__What you are asked to do__
Extract every line that contains the string "Shares".

Dataset records

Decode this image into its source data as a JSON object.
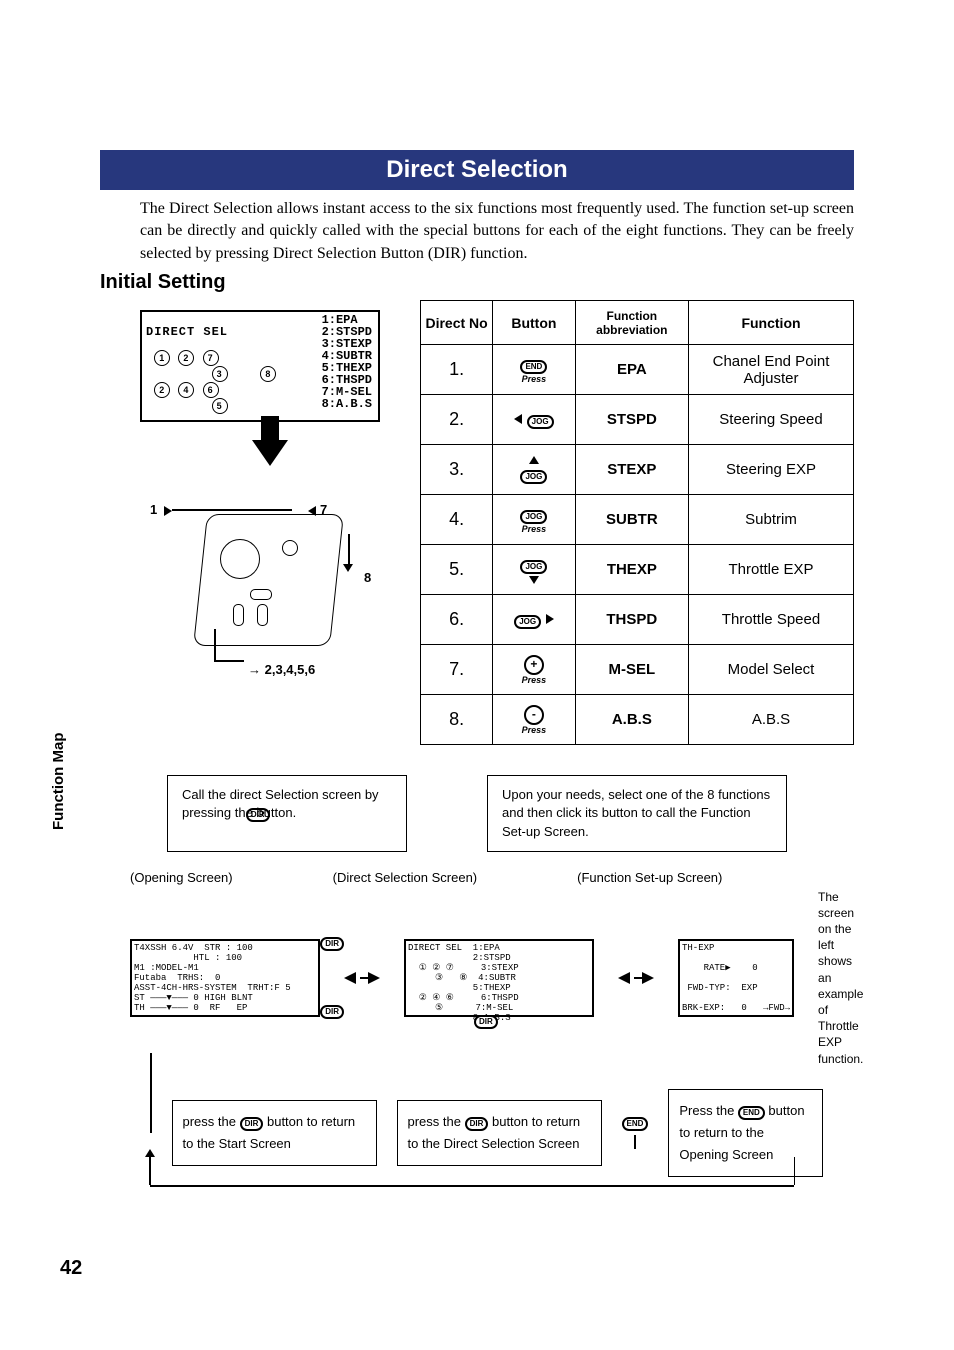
{
  "title": "Direct Selection",
  "intro": "The Direct Selection allows instant access to the six functions most frequently used. The function set-up screen can be directly and quickly called with the special buttons for each of the eight functions. They can be freely selected by pressing Direct Selection Button (DIR) function.",
  "subheading": "Initial Setting",
  "lcd": {
    "title": "DIRECT SEL",
    "items": [
      "1:EPA",
      "2:STSPD",
      "3:STEXP",
      "4:SUBTR",
      "5:THEXP",
      "6:THSPD",
      "7:M-SEL",
      "8:A.B.S"
    ]
  },
  "diagram_labels": {
    "one": "1",
    "seven": "7",
    "eight": "8",
    "group": "2,3,4,5,6"
  },
  "table": {
    "headers": {
      "no": "Direct No",
      "button": "Button",
      "abbr": "Function abbreviation",
      "func": "Function"
    },
    "rows": [
      {
        "no": "1.",
        "btn": "END",
        "arrow": "",
        "press": true,
        "abbr": "EPA",
        "func": "Chanel End Point Adjuster"
      },
      {
        "no": "2.",
        "btn": "JOG",
        "arrow": "left",
        "press": false,
        "abbr": "STSPD",
        "func": "Steering Speed"
      },
      {
        "no": "3.",
        "btn": "JOG",
        "arrow": "up",
        "press": false,
        "abbr": "STEXP",
        "func": "Steering EXP"
      },
      {
        "no": "4.",
        "btn": "JOG",
        "arrow": "",
        "press": true,
        "abbr": "SUBTR",
        "func": "Subtrim"
      },
      {
        "no": "5.",
        "btn": "JOG",
        "arrow": "down",
        "press": false,
        "abbr": "THEXP",
        "func": "Throttle EXP"
      },
      {
        "no": "6.",
        "btn": "JOG",
        "arrow": "right",
        "press": false,
        "abbr": "THSPD",
        "func": "Throttle Speed"
      },
      {
        "no": "7.",
        "btn": "+",
        "arrow": "",
        "press": true,
        "abbr": "M-SEL",
        "func": "Model Select"
      },
      {
        "no": "8.",
        "btn": "-",
        "arrow": "",
        "press": true,
        "abbr": "A.B.S",
        "func": "A.B.S"
      }
    ]
  },
  "flow": {
    "box1": "Call the direct Selection screen by pressing the       button.",
    "box1_icon": "DIR",
    "box2": "Upon your needs, select one of the 8 functions and then click its button to call the Function Set-up Screen.",
    "label_open": "(Opening Screen)",
    "label_dir": "(Direct Selection Screen)",
    "label_setup": "(Function Set-up Screen)",
    "note_right": "The screen on the left shows an example of Throttle EXP function.",
    "bottom1_a": "press the ",
    "bottom1_b": " button to return to the Start Screen",
    "bottom2_a": "press the ",
    "bottom2_b": " button to return to the Direct Selection Screen",
    "end_a": "Press the ",
    "end_b": " button to return to the Opening Screen",
    "dir_icon": "DIR",
    "end_icon": "END"
  },
  "mini_screens": {
    "open": "T4XSSH 6.4V  STR : 100\n           HTL : 100\nM1 :MODEL-M1\nFutaba  TRHS:  0\nASST-4CH-HRS-SYSTEM  TRHT:F 5\nST ———▼——— 0 HIGH BLNT\nTH ———▼——— 0  RF   EP",
    "dir": "DIRECT SEL  1:EPA\n            2:STSPD\n  ① ② ⑦     3:STEXP\n     ③   ⑧  4:SUBTR\n            5:THEXP\n  ② ④ ⑥     6:THSPD\n     ⑤      7:M-SEL\n            8:A.B.S",
    "setup": "TH-EXP\n\n    RATE▶    0\n\n FWD-TYP:  EXP\n\nBRK-EXP:   0   →FWD→"
  },
  "side_label": "Function Map",
  "page_number": "42"
}
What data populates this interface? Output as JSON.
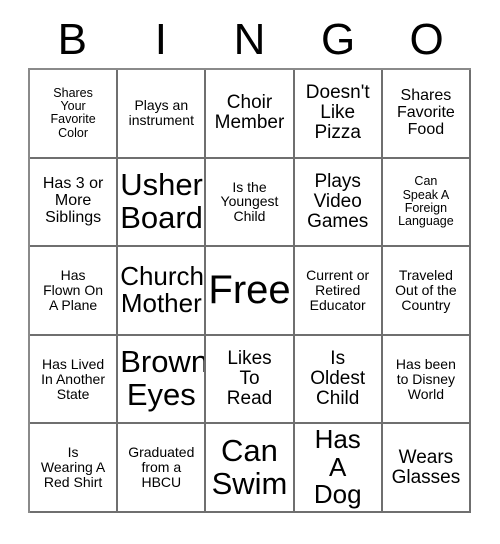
{
  "header": {
    "letters": [
      "B",
      "I",
      "N",
      "G",
      "O"
    ]
  },
  "grid": {
    "rows": 5,
    "columns": 5,
    "cells": [
      {
        "text": "Shares\nYour\nFavorite\nColor",
        "size": "fs-xxs"
      },
      {
        "text": "Plays an\ninstrument",
        "size": "fs-xs"
      },
      {
        "text": "Choir\nMember",
        "size": "fs-md"
      },
      {
        "text": "Doesn't\nLike\nPizza",
        "size": "fs-md"
      },
      {
        "text": "Shares\nFavorite\nFood",
        "size": "fs-sm"
      },
      {
        "text": "Has 3 or\nMore\nSiblings",
        "size": "fs-sm"
      },
      {
        "text": "Usher\nBoard",
        "size": "fs-xl"
      },
      {
        "text": "Is the\nYoungest\nChild",
        "size": "fs-xs"
      },
      {
        "text": "Plays\nVideo\nGames",
        "size": "fs-md"
      },
      {
        "text": "Can\nSpeak A\nForeign\nLanguage",
        "size": "fs-xxs"
      },
      {
        "text": "Has\nFlown On\nA Plane",
        "size": "fs-xs"
      },
      {
        "text": "Church\nMother",
        "size": "fs-lg"
      },
      {
        "text": "Free!",
        "size": "fs-xxl"
      },
      {
        "text": "Current or\nRetired\nEducator",
        "size": "fs-xs"
      },
      {
        "text": "Traveled\nOut of the\nCountry",
        "size": "fs-xs"
      },
      {
        "text": "Has Lived\nIn Another\nState",
        "size": "fs-xs"
      },
      {
        "text": "Brown\nEyes",
        "size": "fs-xl"
      },
      {
        "text": "Likes\nTo\nRead",
        "size": "fs-md"
      },
      {
        "text": "Is\nOldest\nChild",
        "size": "fs-md"
      },
      {
        "text": "Has been\nto Disney\nWorld",
        "size": "fs-xs"
      },
      {
        "text": "Is\nWearing A\nRed Shirt",
        "size": "fs-xs"
      },
      {
        "text": "Graduated\nfrom a\nHBCU",
        "size": "fs-xs"
      },
      {
        "text": "Can\nSwim",
        "size": "fs-xl"
      },
      {
        "text": "Has\nA\nDog",
        "size": "fs-lg"
      },
      {
        "text": "Wears\nGlasses",
        "size": "fs-md"
      }
    ]
  },
  "colors": {
    "background": "#ffffff",
    "text": "#000000",
    "border": "#6f6f6f"
  }
}
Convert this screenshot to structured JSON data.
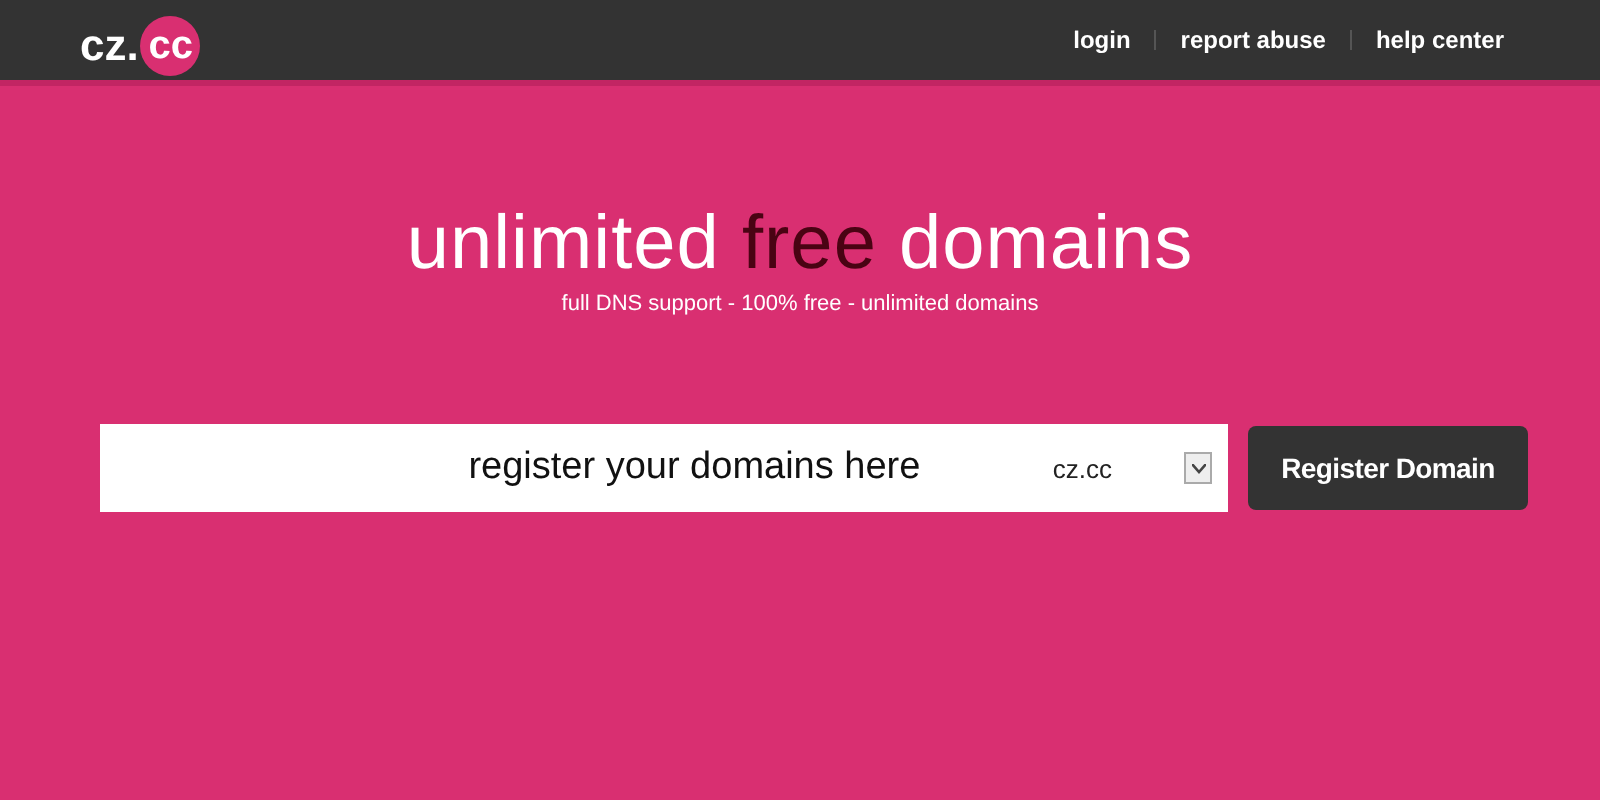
{
  "logo": {
    "text": "cz.",
    "badge": "cc"
  },
  "nav": [
    {
      "label": "login"
    },
    {
      "label": "report abuse"
    },
    {
      "label": "help center"
    }
  ],
  "headline": [
    {
      "text": "unlimited ",
      "emphasis": false
    },
    {
      "text": "free",
      "emphasis": true
    },
    {
      "text": " domains",
      "emphasis": false
    }
  ],
  "tagline": "full DNS support - 100% free - unlimited domains",
  "form": {
    "domain_field": {
      "placeholder": "register your domains here"
    },
    "extension": {
      "value": "cz.cc"
    },
    "submit": "Register Domain"
  }
}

__Answer for this exercise__
        "text": "Shares\nYour\nFavorite\nColor",
        "text": "Shares\nFavorite\nFood",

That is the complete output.